▶ [The task]
Write out all lines holding the word "naar".

○ ○ ○ ○

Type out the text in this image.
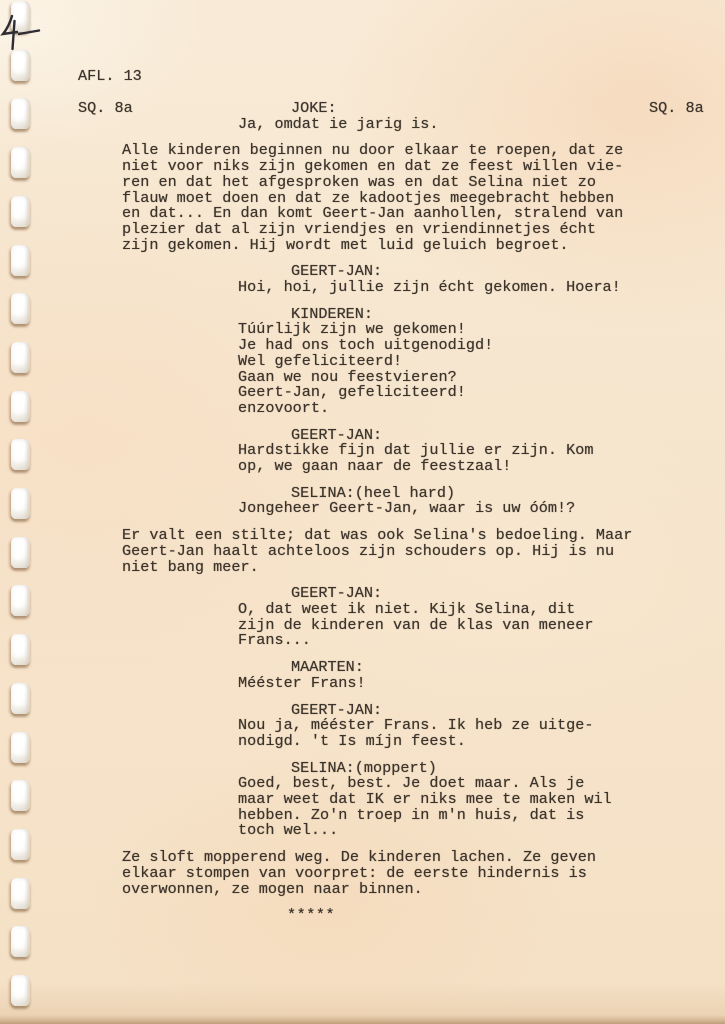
AFL. 13
SQ. 8a	SQ. 8a
JOKE:
Ja, omdat ie jarig is.
Alle kinderen beginnen nu door elkaar te roepen, dat ze
niet voor niks zijn gekomen en dat ze feest willen vie-
ren en dat het afgesproken was en dat Selina niet zo
flauw moet doen en dat ze kadootjes meegebracht hebben
en dat... En dan komt Geert-Jan aanhollen, stralend van
plezier dat al zijn vriendjes en vriendinnetjes écht
zijn gekomen. Hij wordt met luid geluich begroet.
GEERT-JAN:
Hoi, hoi, jullie zijn écht gekomen. Hoera!
KINDEREN:
Túúrlijk zijn we gekomen!
Je had ons toch uitgenodigd!
Wel gefeliciteerd!
Gaan we nou feestvieren?
Geert-Jan, gefeliciteerd!
enzovoort.
GEERT-JAN:
Hardstikke fijn dat jullie er zijn. Kom
op, we gaan naar de feestzaal!
SELINA:(heel hard)
Jongeheer Geert-Jan, waar is uw óóm!?
Er valt een stilte; dat was ook Selina's bedoeling. Maar
Geert-Jan haalt achteloos zijn schouders op. Hij is nu
niet bang meer.
GEERT-JAN:
O, dat weet ik niet. Kijk Selina, dit
zijn de kinderen van de klas van meneer
Frans...
MAARTEN:
Mééster Frans!
GEERT-JAN:
Nou ja, mééster Frans. Ik heb ze uitge-
nodigd. 't Is míjn feest.
SELINA:(moppert)
Goed, best, best. Je doet maar. Als je
maar weet dat IK er niks mee te maken wil
hebben. Zo'n troep in m'n huis, dat is
toch wel...
Ze sloft mopperend weg. De kinderen lachen. Ze geven
elkaar stompen van voorpret: de eerste hindernis is
overwonnen, ze mogen naar binnen.
*****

○ ○ ○ ○

▶ [Answer in full]
op, we gaan naar de feestzaal!
overwonnen, ze mogen naar binnen.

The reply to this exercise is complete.